= Record extracts =
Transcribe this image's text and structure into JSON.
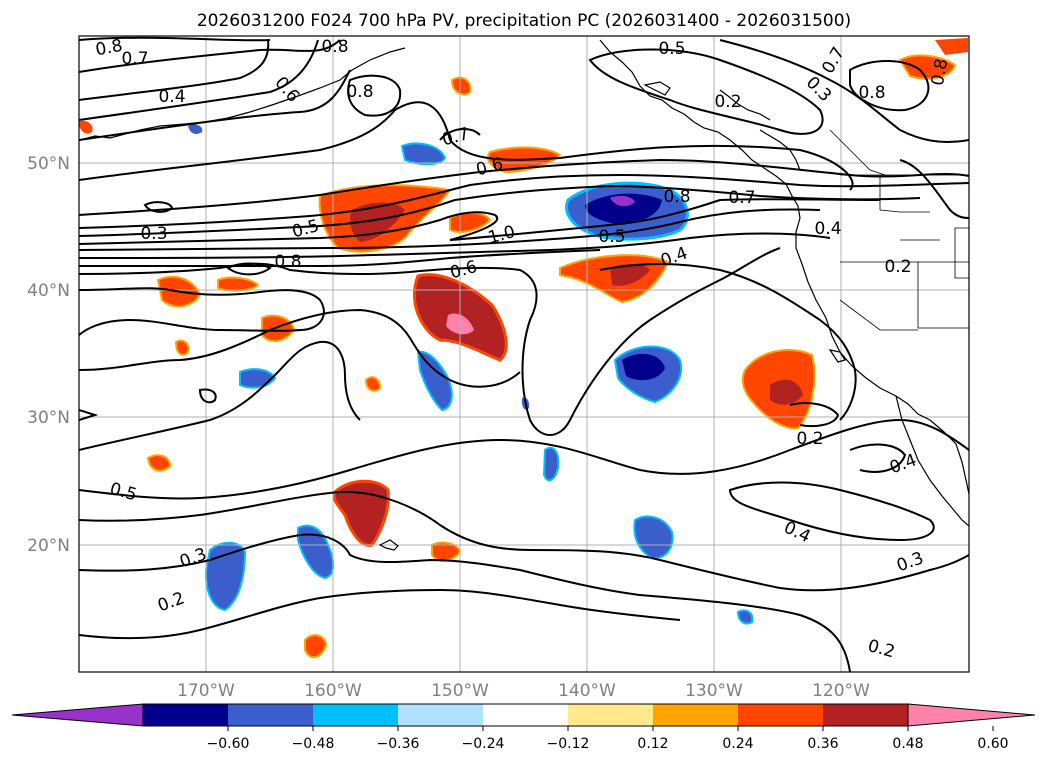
{
  "title": "2026031200 F024 700 hPa PV, precipitation PC (2026031400 - 2026031500)",
  "map": {
    "lat_labels": [
      "50°N",
      "40°N",
      "30°N",
      "20°N"
    ],
    "lon_labels": [
      "170°W",
      "160°W",
      "150°W",
      "140°W",
      "130°W",
      "120°W"
    ],
    "contour_labels": [
      "0.8",
      "0.7",
      "0.8",
      "0.5",
      "0.4",
      "0.6",
      "0.8",
      "0.2",
      "0.3",
      "0.7",
      "0.8",
      "0.7",
      "0.6",
      "0.8",
      "0.7",
      "0.3",
      "0.5",
      "1.0",
      "0.5",
      "0.4",
      "0.8",
      "0.6",
      "0.8",
      "0.4",
      "0.2",
      "0.2",
      "0.4",
      "0.5",
      "0.4",
      "0.3",
      "0.3",
      "0.2",
      "0.2"
    ]
  },
  "colorbar": {
    "ticks": [
      "−0.60",
      "−0.48",
      "−0.36",
      "−0.24",
      "−0.12",
      "0.12",
      "0.24",
      "0.36",
      "0.48",
      "0.60"
    ],
    "colors": [
      "#9932cc",
      "#00008b",
      "#3a5fcd",
      "#00bfff",
      "#b0e2ff",
      "#ffffff",
      "#ffe98a",
      "#ffa500",
      "#ff4500",
      "#b22222",
      "#ff82ab"
    ]
  }
}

= Problem requirements =
The material above must be printed exactly, with its pictures left out.

= Solved exercise =
Transcribe this image's text and structure into JSON.
{
  "title": "2026031200 F024 700 hPa PV, precipitation PC (2026031400 - 2026031500)",
  "map": {
    "lat_labels": [
      "50°N",
      "40°N",
      "30°N",
      "20°N"
    ],
    "lon_labels": [
      "170°W",
      "160°W",
      "150°W",
      "140°W",
      "130°W",
      "120°W"
    ],
    "contour_labels": [
      "0.8",
      "0.7",
      "0.8",
      "0.5",
      "0.4",
      "0.6",
      "0.8",
      "0.2",
      "0.3",
      "0.7",
      "0.8",
      "0.7",
      "0.6",
      "0.8",
      "0.7",
      "0.3",
      "0.5",
      "1.0",
      "0.5",
      "0.4",
      "0.8",
      "0.6",
      "0.8",
      "0.4",
      "0.2",
      "0.2",
      "0.4",
      "0.5",
      "0.4",
      "0.3",
      "0.3",
      "0.2",
      "0.2"
    ]
  },
  "colorbar": {
    "ticks": [
      "−0.60",
      "−0.48",
      "−0.36",
      "−0.24",
      "−0.12",
      "0.12",
      "0.24",
      "0.36",
      "0.48",
      "0.60"
    ],
    "colors": [
      "#9932cc",
      "#00008b",
      "#3a5fcd",
      "#00bfff",
      "#b0e2ff",
      "#ffffff",
      "#ffe98a",
      "#ffa500",
      "#ff4500",
      "#b22222",
      "#ff82ab"
    ]
  }
}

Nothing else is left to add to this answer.